→ **課題一覧**:
1 > 映画『オールド・フォックス』の記事にある「リャオジエは現実の厳しさと世の中の不条理を突きつけられる。」という文を英語に訳すこと。
2 > 映画『オールド・フォックス』の記事によると、作品の舞台となる年は何年か答えること。
3 > 映画『オールド・フォックス』の記事を、最後の文の後から書き継ぐこと。

→ **元の文書**:
::::

門脇麦、映画『オールド・フォックス』出演きっかけで台湾伝統料理にチャレンジ!
6月14日(金)から公開される台湾・日本合作映画『オールド・フォックス 11歳の選択』に出演している門脇麦。俳優の道に入る前から惹かれ続けてきたという台湾映画に参加できたことは、忘れられない経験になったと語る。
本作は数々の傑作を世に送りだしてきた名匠ホウ・シャオシェンがプロデュースを手掛け、台湾ニューシネマの系譜を受け継ぐシャオ・ヤーチュエンが監督を務めるヒューマンドラマ。舞台は1989年、バブル景気に沸く台北郊外。レストランで働く父リャオタイライ(リウ・グァンティン)と2人、慎ましく暮らす11歳のリャオジエ(バイ・ルンイン)は、自分たちの家と、亡き母が開店を願っていた理髪店を手にいれることを夢見ていた。
そんななか、不動産価格が高騰。リャオジエは現実の厳しさと世の中の不条理を突きつけられる。そこに現れたのが、“腹黒いキツネ”と呼ばれる地主のシャ(アキオ・チェン)。自分の夢を叶えるためなら他人のことなど見捨てろと言い放つシャは、心優しい父とは真逆の人間。異なる価値観の狭間で、リャオジエは人生の選択を迫られることになる。
「(台湾映画作りの)時代背景を忠実に再現できるよう、細部まで徹底的にこだわる姿勢が印象的」

::::

→ **格納された行**:
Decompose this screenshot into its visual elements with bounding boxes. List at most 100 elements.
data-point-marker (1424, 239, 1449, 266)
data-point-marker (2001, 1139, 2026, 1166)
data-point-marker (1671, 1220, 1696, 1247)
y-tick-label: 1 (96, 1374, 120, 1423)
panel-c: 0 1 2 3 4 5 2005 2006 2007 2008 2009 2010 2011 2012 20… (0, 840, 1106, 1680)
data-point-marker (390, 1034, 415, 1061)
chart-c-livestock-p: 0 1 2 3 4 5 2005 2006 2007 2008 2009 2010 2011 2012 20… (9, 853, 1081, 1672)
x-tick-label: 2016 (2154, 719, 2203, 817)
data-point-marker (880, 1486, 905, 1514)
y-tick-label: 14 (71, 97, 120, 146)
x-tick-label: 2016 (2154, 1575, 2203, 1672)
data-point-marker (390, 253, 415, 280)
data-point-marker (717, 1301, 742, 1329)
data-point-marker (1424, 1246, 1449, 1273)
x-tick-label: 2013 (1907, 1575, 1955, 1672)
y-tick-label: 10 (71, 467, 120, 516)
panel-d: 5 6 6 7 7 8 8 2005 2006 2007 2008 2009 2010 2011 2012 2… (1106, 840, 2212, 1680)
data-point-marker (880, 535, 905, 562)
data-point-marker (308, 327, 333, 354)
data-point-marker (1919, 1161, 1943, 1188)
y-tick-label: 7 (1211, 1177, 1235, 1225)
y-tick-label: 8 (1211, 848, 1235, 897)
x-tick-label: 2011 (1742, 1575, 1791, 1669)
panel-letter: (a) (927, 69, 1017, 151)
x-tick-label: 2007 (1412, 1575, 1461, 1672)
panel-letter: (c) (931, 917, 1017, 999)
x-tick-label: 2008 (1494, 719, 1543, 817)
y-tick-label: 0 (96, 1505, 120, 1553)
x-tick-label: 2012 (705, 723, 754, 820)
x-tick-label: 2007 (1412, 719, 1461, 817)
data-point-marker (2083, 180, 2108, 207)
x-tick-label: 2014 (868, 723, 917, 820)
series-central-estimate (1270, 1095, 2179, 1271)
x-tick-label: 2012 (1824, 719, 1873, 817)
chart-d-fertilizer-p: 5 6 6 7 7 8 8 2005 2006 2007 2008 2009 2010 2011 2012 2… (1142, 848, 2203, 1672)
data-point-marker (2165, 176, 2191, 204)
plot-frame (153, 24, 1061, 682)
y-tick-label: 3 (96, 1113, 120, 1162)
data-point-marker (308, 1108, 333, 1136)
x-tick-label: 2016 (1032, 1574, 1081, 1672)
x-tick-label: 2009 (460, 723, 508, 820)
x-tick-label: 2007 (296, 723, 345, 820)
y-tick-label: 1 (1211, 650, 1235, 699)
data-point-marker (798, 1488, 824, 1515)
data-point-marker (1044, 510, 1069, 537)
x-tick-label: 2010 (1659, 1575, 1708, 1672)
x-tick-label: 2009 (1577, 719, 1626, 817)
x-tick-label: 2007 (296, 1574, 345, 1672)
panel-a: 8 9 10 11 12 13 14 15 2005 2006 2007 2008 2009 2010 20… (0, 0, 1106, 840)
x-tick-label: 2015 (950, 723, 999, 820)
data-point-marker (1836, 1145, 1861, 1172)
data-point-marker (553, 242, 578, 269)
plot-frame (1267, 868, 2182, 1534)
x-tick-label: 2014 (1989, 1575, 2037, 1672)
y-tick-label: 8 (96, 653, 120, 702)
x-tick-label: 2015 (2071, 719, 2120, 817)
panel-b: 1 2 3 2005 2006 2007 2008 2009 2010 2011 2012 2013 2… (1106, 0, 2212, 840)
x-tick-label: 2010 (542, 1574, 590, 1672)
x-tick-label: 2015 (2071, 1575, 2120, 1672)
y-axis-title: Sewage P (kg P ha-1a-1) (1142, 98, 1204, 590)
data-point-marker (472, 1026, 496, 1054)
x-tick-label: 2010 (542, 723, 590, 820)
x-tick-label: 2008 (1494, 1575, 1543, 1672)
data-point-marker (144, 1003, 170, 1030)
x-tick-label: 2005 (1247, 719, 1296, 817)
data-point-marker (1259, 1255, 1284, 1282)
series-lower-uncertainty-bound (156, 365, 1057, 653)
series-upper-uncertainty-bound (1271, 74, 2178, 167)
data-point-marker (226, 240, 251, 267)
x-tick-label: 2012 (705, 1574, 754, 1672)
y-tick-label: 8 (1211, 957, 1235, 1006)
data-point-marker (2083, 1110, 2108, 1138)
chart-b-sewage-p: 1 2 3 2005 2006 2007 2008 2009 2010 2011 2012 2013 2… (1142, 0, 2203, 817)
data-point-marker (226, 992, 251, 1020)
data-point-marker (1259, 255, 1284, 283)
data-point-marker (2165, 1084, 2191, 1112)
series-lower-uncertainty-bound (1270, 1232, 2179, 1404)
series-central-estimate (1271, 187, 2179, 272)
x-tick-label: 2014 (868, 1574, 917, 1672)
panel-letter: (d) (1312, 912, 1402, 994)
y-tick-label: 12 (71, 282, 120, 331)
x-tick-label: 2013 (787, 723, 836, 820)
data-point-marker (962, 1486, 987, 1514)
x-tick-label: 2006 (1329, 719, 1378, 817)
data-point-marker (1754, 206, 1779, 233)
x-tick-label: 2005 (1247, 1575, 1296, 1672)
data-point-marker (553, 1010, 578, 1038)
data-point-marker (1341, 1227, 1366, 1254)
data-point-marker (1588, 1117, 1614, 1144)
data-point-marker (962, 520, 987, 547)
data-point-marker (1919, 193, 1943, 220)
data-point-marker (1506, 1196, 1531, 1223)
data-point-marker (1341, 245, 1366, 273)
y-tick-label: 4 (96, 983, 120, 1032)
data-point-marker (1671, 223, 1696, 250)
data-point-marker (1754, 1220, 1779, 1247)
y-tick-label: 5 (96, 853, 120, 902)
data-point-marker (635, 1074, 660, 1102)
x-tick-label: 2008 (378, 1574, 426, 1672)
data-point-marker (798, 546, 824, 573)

::::

→ **課題別の解答**:
1 > Liaojie is confronted with the harshness of reality and the absurdity of the world.

2 > 1989年

3 >
門脇が演じたのはリャオジエの父の幼馴染だった台湾人女性。経済的に恵まれた生活を送りつつも、どこか空虚な気持ちを抱えて生きる人妻だ。「初めての台湾映画出演ということで、言葉や文化の違いなど戸惑うこともありました。でも監督ほか多くの方にサポートしていただき、スムーズに撮影することができました。驚いたのは、役作りへの準備はもちろん、ヘアメイクなど撮影前の準備にものすごく時間をかける点。衣装や髪型やメイク、ネイルに至るまで、当時の時代背景を忠実に再現できるよう、細部まで徹底的にこだわる姿勢が印象的でした」。
撮影に入る前には、演じる役の女性がどのような人生を歩んできたか、詳細な説明を監督から受けたという。「私が演じたヤンジュンメイという女性は、日本統治時代が終わったあとに中国大陸から台湾に渡ってきた人。もともと台湾に住んでいた人々とは言葉の発音も少し違っていたり、台湾社会における立場も微妙に異なっていたりしていたと聞きました。そういった詳細は劇中では語られることはないのですが、そのバックグラウンドを知ることで、そうした諸々が彼女の抱える孤独感や空虚さに影響を及ぼしているのかなとか、自分でも想像を膨らませることができました」。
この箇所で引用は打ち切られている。